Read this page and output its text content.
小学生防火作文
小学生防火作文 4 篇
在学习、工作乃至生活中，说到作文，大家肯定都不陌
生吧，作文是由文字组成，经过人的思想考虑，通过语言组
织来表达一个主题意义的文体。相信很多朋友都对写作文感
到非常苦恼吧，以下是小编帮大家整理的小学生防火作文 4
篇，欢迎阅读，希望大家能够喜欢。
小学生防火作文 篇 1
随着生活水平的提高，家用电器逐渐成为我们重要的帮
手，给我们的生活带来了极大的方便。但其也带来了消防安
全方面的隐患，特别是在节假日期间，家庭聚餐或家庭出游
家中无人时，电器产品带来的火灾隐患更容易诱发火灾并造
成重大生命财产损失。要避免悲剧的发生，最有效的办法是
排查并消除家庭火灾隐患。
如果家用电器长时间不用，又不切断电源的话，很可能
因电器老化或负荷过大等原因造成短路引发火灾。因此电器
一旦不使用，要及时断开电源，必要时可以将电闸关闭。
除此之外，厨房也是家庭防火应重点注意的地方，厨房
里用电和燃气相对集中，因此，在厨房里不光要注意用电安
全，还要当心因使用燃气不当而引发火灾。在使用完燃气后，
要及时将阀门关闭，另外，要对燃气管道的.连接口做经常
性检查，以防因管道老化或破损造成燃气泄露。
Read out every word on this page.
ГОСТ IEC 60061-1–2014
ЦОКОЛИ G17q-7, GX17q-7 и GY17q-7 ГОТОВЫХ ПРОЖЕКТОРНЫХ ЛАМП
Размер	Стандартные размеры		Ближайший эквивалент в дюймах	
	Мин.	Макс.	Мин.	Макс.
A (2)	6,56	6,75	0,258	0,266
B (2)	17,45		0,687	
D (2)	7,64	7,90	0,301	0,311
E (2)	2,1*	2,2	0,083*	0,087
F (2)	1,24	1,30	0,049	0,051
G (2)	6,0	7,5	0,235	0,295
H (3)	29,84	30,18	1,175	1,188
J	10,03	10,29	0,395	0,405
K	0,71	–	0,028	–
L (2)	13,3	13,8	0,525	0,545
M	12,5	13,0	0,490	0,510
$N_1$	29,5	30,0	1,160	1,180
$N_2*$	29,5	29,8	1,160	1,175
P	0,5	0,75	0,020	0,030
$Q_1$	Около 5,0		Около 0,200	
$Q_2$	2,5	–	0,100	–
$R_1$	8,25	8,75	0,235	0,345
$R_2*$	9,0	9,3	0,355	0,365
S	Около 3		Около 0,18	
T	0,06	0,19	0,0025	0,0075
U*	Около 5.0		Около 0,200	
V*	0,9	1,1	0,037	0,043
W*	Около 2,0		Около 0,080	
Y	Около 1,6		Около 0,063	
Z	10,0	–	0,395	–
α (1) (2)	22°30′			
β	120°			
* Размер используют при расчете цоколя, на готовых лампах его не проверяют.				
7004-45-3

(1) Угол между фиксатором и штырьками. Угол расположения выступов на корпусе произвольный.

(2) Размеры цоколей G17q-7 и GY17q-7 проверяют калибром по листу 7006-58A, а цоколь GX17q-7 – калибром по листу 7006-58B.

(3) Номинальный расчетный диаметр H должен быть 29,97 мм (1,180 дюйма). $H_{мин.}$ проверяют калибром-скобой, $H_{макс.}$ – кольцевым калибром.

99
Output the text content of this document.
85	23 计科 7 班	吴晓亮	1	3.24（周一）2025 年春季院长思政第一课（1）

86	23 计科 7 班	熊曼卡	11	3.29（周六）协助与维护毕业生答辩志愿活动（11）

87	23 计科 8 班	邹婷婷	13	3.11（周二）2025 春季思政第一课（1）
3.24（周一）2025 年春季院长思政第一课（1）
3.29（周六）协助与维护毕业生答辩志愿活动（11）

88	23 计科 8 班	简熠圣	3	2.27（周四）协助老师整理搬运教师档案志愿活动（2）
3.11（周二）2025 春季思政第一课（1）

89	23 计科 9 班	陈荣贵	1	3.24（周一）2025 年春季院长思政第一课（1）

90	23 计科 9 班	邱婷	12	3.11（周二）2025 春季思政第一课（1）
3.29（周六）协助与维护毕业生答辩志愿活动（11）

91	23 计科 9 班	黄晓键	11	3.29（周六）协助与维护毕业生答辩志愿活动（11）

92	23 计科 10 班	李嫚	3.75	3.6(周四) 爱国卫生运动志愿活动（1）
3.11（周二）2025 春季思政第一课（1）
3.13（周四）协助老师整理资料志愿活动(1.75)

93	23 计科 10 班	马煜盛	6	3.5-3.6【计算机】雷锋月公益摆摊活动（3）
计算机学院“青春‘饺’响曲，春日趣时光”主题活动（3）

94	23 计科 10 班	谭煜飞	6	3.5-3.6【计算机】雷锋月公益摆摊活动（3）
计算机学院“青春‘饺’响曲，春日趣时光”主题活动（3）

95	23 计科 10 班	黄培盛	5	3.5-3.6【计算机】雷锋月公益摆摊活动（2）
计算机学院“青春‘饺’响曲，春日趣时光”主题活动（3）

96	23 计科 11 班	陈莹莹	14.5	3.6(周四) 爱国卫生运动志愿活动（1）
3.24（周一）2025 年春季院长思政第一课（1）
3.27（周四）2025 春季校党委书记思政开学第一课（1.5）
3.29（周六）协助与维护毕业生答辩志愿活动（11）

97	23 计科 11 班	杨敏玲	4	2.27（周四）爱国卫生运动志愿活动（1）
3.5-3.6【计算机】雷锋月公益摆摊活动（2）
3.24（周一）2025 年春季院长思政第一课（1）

= = = = =

_EXERCISE PROMPT_.
Output the records above in their entirety, exactly.

_TASK SOLUTION_.
Read this page and output its text content.
小学生防火作文
小学生防火作文 4 篇
在学习、工作乃至生活中，说到作文，大家肯定都不陌
生吧，作文是由文字组成，经过人的思想考虑，通过语言组
织来表达一个主题意义的文体。相信很多朋友都对写作文感
到非常苦恼吧，以下是小编帮大家整理的小学生防火作文 4
篇，欢迎阅读，希望大家能够喜欢。
小学生防火作文 篇 1
随着生活水平的提高，家用电器逐渐成为我们重要的帮
手，给我们的生活带来了极大的方便。但其也带来了消防安
全方面的隐患，特别是在节假日期间，家庭聚餐或家庭出游
家中无人时，电器产品带来的火灾隐患更容易诱发火灾并造
成重大生命财产损失。要避免悲剧的发生，最有效的办法是
排查并消除家庭火灾隐患。
如果家用电器长时间不用，又不切断电源的话，很可能
因电器老化或负荷过大等原因造成短路引发火灾。因此电器
一旦不使用，要及时断开电源，必要时可以将电闸关闭。
除此之外，厨房也是家庭防火应重点注意的地方，厨房
里用电和燃气相对集中，因此，在厨房里不光要注意用电安
全，还要当心因使用燃气不当而引发火灾。在使用完燃气后，
要及时将阀门关闭，另外，要对燃气管道的.连接口做经常
性检查，以防因管道老化或破损造成燃气泄露。
Read out every word on this page.
ГОСТ IEC 60061-1–2014
ЦОКОЛИ G17q-7, GX17q-7 и GY17q-7 ГОТОВЫХ ПРОЖЕКТОРНЫХ ЛАМП
Размер	Стандартные размеры		Ближайший эквивалент в дюймах	
	Мин.	Макс.	Мин.	Макс.
A (2)	6,56	6,75	0,258	0,266
B (2)	17,45		0,687	
D (2)	7,64	7,90	0,301	0,311
E (2)	2,1*	2,2	0,083*	0,087
F (2)	1,24	1,30	0,049	0,051
G (2)	6,0	7,5	0,235	0,295
H (3)	29,84	30,18	1,175	1,188
J	10,03	10,29	0,395	0,405
K	0,71	–	0,028	–
L (2)	13,3	13,8	0,525	0,545
M	12,5	13,0	0,490	0,510
$N_1$	29,5	30,0	1,160	1,180
$N_2*$	29,5	29,8	1,160	1,175
P	0,5	0,75	0,020	0,030
$Q_1$	Около 5,0		Около 0,200	
$Q_2$	2,5	–	0,100	–
$R_1$	8,25	8,75	0,235	0,345
$R_2*$	9,0	9,3	0,355	0,365
S	Около 3		Около 0,18	
T	0,06	0,19	0,0025	0,0075
U*	Около 5.0		Около 0,200	
V*	0,9	1,1	0,037	0,043
W*	Около 2,0		Около 0,080	
Y	Около 1,6		Около 0,063	
Z	10,0	–	0,395	–
α (1) (2)	22°30′			
β	120°			
* Размер используют при расчете цоколя, на готовых лампах его не проверяют.				
7004-45-3

(1) Угол между фиксатором и штырьками. Угол расположения выступов на корпусе произвольный.

(2) Размеры цоколей G17q-7 и GY17q-7 проверяют калибром по листу 7006-58A, а цоколь GX17q-7 – калибром по листу 7006-58B.

(3) Номинальный расчетный диаметр H должен быть 29,97 мм (1,180 дюйма). $H_{мин.}$ проверяют калибром-скобой, $H_{макс.}$ – кольцевым калибром.

99
Output the text content of this document.
85	23 计科 7 班	吴晓亮	1	3.24（周一）2025 年春季院长思政第一课（1）

86	23 计科 7 班	熊曼卡	11	3.29（周六）协助与维护毕业生答辩志愿活动（11）

87	23 计科 8 班	邹婷婷	13	3.11（周二）2025 春季思政第一课（1）
3.24（周一）2025 年春季院长思政第一课（1）
3.29（周六）协助与维护毕业生答辩志愿活动（11）

88	23 计科 8 班	简熠圣	3	2.27（周四）协助老师整理搬运教师档案志愿活动（2）
3.11（周二）2025 春季思政第一课（1）

89	23 计科 9 班	陈荣贵	1	3.24（周一）2025 年春季院长思政第一课（1）

90	23 计科 9 班	邱婷	12	3.11（周二）2025 春季思政第一课（1）
3.29（周六）协助与维护毕业生答辩志愿活动（11）

91	23 计科 9 班	黄晓键	11	3.29（周六）协助与维护毕业生答辩志愿活动（11）

92	23 计科 10 班	李嫚	3.75	3.6(周四) 爱国卫生运动志愿活动（1）
3.11（周二）2025 春季思政第一课（1）
3.13（周四）协助老师整理资料志愿活动(1.75)

93	23 计科 10 班	马煜盛	6	3.5-3.6【计算机】雷锋月公益摆摊活动（3）
计算机学院“青春‘饺’响曲，春日趣时光”主题活动（3）

94	23 计科 10 班	谭煜飞	6	3.5-3.6【计算机】雷锋月公益摆摊活动（3）
计算机学院“青春‘饺’响曲，春日趣时光”主题活动（3）

95	23 计科 10 班	黄培盛	5	3.5-3.6【计算机】雷锋月公益摆摊活动（2）
计算机学院“青春‘饺’响曲，春日趣时光”主题活动（3）

96	23 计科 11 班	陈莹莹	14.5	3.6(周四) 爱国卫生运动志愿活动（1）
3.24（周一）2025 年春季院长思政第一课（1）
3.27（周四）2025 春季校党委书记思政开学第一课（1.5）
3.29（周六）协助与维护毕业生答辩志愿活动（11）

97	23 计科 11 班	杨敏玲	4	2.27（周四）爱国卫生运动志愿活动（1）
3.5-3.6【计算机】雷锋月公益摆摊活动（2）
3.24（周一）2025 年春季院长思政第一课（1）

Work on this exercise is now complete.